▸ **Directions for this task**
Copy every line of the records below without changing anything.

━━━ Information given ━━━

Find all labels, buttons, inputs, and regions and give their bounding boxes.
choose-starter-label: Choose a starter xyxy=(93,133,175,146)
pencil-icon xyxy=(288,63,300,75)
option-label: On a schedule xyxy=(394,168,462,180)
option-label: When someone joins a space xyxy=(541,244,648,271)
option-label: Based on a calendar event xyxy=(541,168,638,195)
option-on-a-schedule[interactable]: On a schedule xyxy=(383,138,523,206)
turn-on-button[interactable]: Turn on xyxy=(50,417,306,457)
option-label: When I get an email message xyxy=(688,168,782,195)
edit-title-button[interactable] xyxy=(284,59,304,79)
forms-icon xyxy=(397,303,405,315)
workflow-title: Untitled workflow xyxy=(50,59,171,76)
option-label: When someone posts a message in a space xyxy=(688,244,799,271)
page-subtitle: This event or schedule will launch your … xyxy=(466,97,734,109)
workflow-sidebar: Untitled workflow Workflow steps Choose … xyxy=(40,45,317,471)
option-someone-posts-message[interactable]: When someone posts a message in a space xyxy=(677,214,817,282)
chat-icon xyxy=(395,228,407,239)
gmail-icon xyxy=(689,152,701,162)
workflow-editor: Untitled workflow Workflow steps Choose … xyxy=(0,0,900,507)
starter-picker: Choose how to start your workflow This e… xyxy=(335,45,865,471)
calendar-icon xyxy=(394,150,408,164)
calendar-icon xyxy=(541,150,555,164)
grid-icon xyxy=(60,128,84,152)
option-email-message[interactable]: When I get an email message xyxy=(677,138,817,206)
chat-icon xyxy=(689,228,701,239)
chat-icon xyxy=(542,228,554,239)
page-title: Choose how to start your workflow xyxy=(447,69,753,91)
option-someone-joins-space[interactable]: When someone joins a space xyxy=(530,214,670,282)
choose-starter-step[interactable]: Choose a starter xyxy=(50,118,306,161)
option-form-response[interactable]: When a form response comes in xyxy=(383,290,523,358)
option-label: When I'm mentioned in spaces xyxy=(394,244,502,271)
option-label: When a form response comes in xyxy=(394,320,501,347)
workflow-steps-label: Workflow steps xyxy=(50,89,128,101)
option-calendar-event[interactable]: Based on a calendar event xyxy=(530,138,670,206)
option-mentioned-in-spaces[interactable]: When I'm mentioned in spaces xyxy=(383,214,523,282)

━━━

▸ **Solution to this task**
Find all labels, buttons, inputs, and regions and give their bounding boxes.
choose-starter-label: Choose a starter xyxy=(93,133,175,146)
pencil-icon xyxy=(288,63,300,75)
option-label: On a schedule xyxy=(394,168,462,180)
option-label: When someone joins a space xyxy=(541,244,648,271)
option-label: Based on a calendar event xyxy=(541,168,638,195)
option-on-a-schedule[interactable]: On a schedule xyxy=(383,138,523,206)
turn-on-button[interactable]: Turn on xyxy=(50,417,306,457)
option-label: When I get an email message xyxy=(688,168,782,195)
edit-title-button[interactable] xyxy=(284,59,304,79)
forms-icon xyxy=(397,303,405,315)
workflow-title: Untitled workflow xyxy=(50,59,171,76)
option-label: When someone posts a message in a space xyxy=(688,244,799,271)
page-subtitle: This event or schedule will launch your … xyxy=(466,97,734,109)
workflow-sidebar: Untitled workflow Workflow steps Choose … xyxy=(40,45,317,471)
option-someone-posts-message[interactable]: When someone posts a message in a space xyxy=(677,214,817,282)
chat-icon xyxy=(395,228,407,239)
gmail-icon xyxy=(689,152,701,162)
workflow-editor: Untitled workflow Workflow steps Choose … xyxy=(0,0,900,507)
starter-picker: Choose how to start your workflow This e… xyxy=(335,45,865,471)
calendar-icon xyxy=(394,150,408,164)
calendar-icon xyxy=(541,150,555,164)
grid-icon xyxy=(60,128,84,152)
option-email-message[interactable]: When I get an email message xyxy=(677,138,817,206)
chat-icon xyxy=(689,228,701,239)
chat-icon xyxy=(542,228,554,239)
page-title: Choose how to start your workflow xyxy=(447,69,753,91)
option-someone-joins-space[interactable]: When someone joins a space xyxy=(530,214,670,282)
choose-starter-step[interactable]: Choose a starter xyxy=(50,118,306,161)
option-form-response[interactable]: When a form response comes in xyxy=(383,290,523,358)
option-label: When I'm mentioned in spaces xyxy=(394,244,502,271)
option-label: When a form response comes in xyxy=(394,320,501,347)
workflow-steps-label: Workflow steps xyxy=(50,89,128,101)
option-calendar-event[interactable]: Based on a calendar event xyxy=(530,138,670,206)
option-mentioned-in-spaces[interactable]: When I'm mentioned in spaces xyxy=(383,214,523,282)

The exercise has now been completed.